Getoonde tekst ::
══════

Artikel 2:28d komt als volgt te luiden:

 

Artikel 2:28d Vergunning coffeeshop ( z )

Een vergunning als bedoeld in artikel 2:28 lid 1 voor het exploiteren van een coffeeshop wordt voorzien van een aantekening ‘coffeeshop’.

 

F.

Artikel 2:28e komt als volgt te luiden:

 

Artikel 2:28e Terras coffeeshop ( z )

Het is niet toegestaan een terras bij een coffeeshop te hebben.

 

G.

Artikel 2:28f komt als volgt te luiden:

 

Artikel 2:28f Nadere regels ( z )

  • 1.

    De burgemeester kan nadere regels stellen over de beoordeling van aanvragen voor vergunningen als bedoeld in artikel 2:28d.

  • 2.

    De regels, bedoeld in het eerste lid, hebben in ieder geval betrekking op:

    • a.

      het aantal vergunningen met aantekening coffeeshop dat ten hoogste wordt verleend. De burgemeester kan hierbij onderscheid maken naar gebieden;

    • b.

      vestigingscriteria, waaronder de locatie waar een coffeeshop is toegestaan;

    • c.

      het aantal vergunningen dat ten hoogste aan een exploitant wordt verleend.

  • 3.

    In aanvulling op het bepaalde in artikel 2:28b lid 2 kan de burgemeester criteria vaststellen voor de beoordeling of de aanwezigheid van een coffeeshop nadelig is voor de belangen genoemd in dat artikel.

 

H.

Artikel 2:29 komt als volgt te luiden:

 

Artikel 2:29 Sluitingstijd ( z )

  • 1.

    a. het is verboden een horecabedrijf van de omgevingsplancategorie lichte horeca voor bezoekers geopend te hebben of bezoekers in het horecabedrijf toe te laten of te laten verblijven tussen 00:00 en 07:00 uur.

  • b. het is verboden een horecabedrijf van omgevingsplancategorie zware en middelzware horeca voor bezoekers geopend te hebben of bezoekers in het horecabedrijf toe te laten of te laten verblijven tussen 02:00 en 07:00 uur.

══════

Opdracht 1 ::
Geef uit de getoonde tekst letterlijk het stuk van "Een vergunning als" tot en met "coffeeshop te hebben.".

Vastgelegde gegevens ::

══════

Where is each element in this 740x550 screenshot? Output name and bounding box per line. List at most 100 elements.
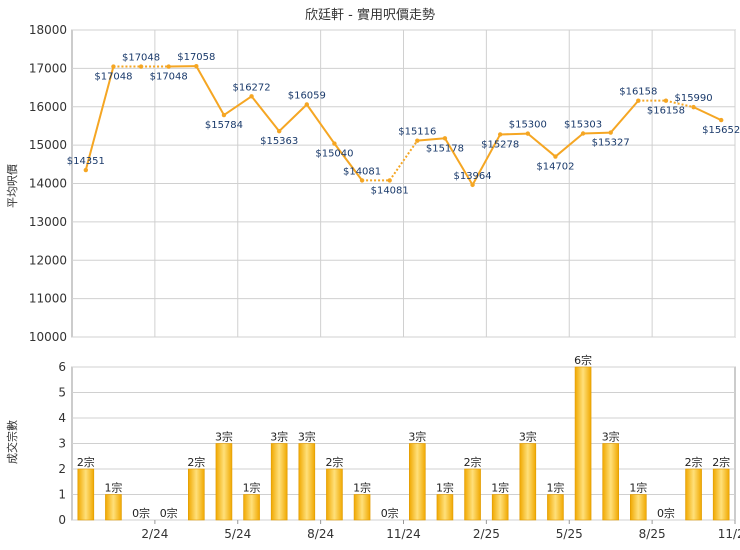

══════

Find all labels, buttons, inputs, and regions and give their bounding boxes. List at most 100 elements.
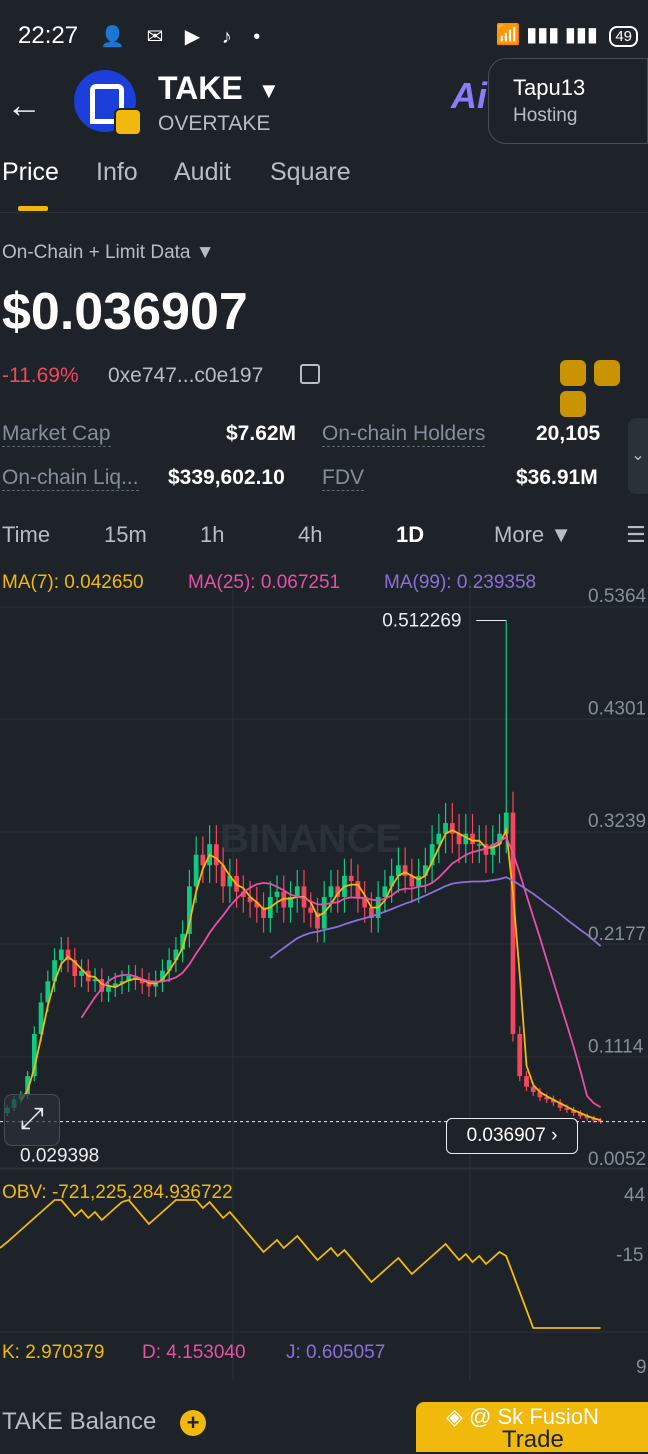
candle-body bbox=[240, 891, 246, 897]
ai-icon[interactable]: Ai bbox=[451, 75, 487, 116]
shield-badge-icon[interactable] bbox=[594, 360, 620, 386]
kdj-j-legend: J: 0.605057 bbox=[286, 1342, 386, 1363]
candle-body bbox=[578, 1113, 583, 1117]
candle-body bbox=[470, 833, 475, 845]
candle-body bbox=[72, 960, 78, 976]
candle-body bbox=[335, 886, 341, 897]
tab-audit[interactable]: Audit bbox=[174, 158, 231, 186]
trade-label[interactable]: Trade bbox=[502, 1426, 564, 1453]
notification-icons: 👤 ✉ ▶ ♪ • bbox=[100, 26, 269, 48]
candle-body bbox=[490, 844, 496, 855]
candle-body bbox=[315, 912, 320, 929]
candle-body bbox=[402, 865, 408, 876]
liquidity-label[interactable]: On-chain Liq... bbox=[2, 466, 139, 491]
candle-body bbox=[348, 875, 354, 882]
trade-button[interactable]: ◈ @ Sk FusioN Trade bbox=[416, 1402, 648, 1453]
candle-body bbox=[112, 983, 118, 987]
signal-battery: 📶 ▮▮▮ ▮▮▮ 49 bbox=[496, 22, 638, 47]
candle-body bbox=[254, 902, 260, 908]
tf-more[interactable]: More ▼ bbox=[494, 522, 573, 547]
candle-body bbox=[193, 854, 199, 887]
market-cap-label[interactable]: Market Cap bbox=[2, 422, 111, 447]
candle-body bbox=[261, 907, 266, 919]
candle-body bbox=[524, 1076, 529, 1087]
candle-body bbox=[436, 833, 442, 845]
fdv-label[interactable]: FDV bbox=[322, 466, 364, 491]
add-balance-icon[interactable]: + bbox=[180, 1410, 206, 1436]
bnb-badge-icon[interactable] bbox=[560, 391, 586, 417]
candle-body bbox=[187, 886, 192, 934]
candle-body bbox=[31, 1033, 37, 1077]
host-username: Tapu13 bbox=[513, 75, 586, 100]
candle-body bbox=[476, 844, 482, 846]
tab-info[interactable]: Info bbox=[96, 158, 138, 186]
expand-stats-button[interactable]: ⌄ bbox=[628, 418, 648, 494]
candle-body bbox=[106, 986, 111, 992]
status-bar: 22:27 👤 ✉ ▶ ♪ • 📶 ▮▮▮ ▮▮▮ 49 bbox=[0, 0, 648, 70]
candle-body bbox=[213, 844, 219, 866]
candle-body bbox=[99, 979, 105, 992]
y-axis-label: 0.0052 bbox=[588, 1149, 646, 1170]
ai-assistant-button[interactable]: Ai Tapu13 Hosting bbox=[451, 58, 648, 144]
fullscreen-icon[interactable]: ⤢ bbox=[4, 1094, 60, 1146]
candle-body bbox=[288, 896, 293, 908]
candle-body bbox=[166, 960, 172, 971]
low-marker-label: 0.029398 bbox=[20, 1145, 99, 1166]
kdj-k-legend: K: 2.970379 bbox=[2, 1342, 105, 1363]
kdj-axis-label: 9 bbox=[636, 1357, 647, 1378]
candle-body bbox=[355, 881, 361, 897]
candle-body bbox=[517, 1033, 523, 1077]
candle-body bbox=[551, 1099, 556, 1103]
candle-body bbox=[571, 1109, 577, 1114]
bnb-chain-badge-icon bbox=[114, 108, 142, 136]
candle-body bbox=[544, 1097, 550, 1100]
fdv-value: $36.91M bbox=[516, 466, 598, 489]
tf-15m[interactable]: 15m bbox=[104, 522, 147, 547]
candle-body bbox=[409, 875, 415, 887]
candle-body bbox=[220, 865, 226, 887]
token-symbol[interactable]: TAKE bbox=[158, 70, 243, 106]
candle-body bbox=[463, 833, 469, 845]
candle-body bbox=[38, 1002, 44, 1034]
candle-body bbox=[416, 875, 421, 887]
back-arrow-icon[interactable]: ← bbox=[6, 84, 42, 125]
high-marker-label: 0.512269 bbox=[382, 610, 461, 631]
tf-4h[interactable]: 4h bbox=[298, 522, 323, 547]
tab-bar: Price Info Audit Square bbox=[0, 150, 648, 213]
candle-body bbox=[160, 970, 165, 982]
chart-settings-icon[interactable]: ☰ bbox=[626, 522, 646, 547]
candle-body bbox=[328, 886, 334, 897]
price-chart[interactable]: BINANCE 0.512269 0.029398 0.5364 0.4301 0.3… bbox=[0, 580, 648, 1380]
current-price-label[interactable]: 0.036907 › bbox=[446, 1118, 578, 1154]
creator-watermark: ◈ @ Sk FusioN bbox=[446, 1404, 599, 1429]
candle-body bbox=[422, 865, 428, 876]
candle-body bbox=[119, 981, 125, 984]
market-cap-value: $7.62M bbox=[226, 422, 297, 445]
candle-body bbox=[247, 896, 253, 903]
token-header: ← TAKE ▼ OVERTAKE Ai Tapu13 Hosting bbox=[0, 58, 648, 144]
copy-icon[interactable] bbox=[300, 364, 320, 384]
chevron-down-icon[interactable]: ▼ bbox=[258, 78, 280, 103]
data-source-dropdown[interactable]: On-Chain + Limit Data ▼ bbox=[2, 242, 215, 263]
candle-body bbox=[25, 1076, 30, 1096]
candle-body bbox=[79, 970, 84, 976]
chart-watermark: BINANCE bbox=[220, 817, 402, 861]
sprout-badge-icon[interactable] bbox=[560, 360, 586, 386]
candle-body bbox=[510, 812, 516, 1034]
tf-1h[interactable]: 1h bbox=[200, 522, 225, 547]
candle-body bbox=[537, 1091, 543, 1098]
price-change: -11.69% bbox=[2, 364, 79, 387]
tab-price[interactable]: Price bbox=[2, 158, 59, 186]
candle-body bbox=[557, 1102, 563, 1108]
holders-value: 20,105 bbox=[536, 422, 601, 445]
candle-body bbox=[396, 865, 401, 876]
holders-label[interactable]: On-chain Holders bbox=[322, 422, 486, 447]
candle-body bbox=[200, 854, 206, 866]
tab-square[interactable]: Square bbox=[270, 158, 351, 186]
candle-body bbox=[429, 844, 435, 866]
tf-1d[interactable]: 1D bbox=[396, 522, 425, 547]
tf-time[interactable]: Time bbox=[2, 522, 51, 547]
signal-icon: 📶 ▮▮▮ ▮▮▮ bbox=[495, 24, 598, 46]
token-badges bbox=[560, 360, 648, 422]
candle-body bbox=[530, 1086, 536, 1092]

══════

Opdracht 2 ::
Geef uit de records letterlijk de regels terug van de regel met "Find all labels, buttons, inputs, and" tot en met de regel met "bnb-badge-icon[interactable] bbox=[560, 391, 586, 417]". Laat de afbeeldingen daarbij weg.

Oplossing 1 ::
Een vergunning als bedoeld in artikel 2:28 lid 1 voor het exploiteren van een coffeeshop wordt voorzien van een aantekening ‘coffeeshop’.

 

F.

Artikel 2:28e komt als volgt te luiden:

 

Artikel 2:28e Terras coffeeshop ( z )

Het is niet toegestaan een terras bij een coffeeshop te hebben.

Oplossing 2 ::
Find all labels, buttons, inputs, and regions and give their bounding boxes. List at most 100 elements.
candle-body bbox=[240, 891, 246, 897]
ai-icon[interactable]: Ai bbox=[451, 75, 487, 116]
shield-badge-icon[interactable] bbox=[594, 360, 620, 386]
kdj-j-legend: J: 0.605057 bbox=[286, 1342, 386, 1363]
candle-body bbox=[578, 1113, 583, 1117]
candle-body bbox=[470, 833, 475, 845]
candle-body bbox=[72, 960, 78, 976]
candle-body bbox=[335, 886, 341, 897]
tab-audit[interactable]: Audit bbox=[174, 158, 231, 186]
trade-label[interactable]: Trade bbox=[502, 1426, 564, 1453]
notification-icons: 👤 ✉ ▶ ♪ • bbox=[100, 26, 269, 48]
candle-body bbox=[490, 844, 496, 855]
candle-body bbox=[315, 912, 320, 929]
candle-body bbox=[402, 865, 408, 876]
liquidity-label[interactable]: On-chain Liq... bbox=[2, 466, 139, 491]
candle-body bbox=[348, 875, 354, 882]
trade-button[interactable]: ◈ @ Sk FusioN Trade bbox=[416, 1402, 648, 1453]
candle-body bbox=[112, 983, 118, 987]
signal-battery: 📶 ▮▮▮ ▮▮▮ 49 bbox=[496, 22, 638, 47]
candle-body bbox=[254, 902, 260, 908]
tf-more[interactable]: More ▼ bbox=[494, 522, 573, 547]
candle-body bbox=[193, 854, 199, 887]
market-cap-label[interactable]: Market Cap bbox=[2, 422, 111, 447]
candle-body bbox=[261, 907, 266, 919]
candle-body bbox=[524, 1076, 529, 1087]
candle-body bbox=[436, 833, 442, 845]
fdv-label[interactable]: FDV bbox=[322, 466, 364, 491]
add-balance-icon[interactable]: + bbox=[180, 1410, 206, 1436]
bnb-badge-icon[interactable] bbox=[560, 391, 586, 417]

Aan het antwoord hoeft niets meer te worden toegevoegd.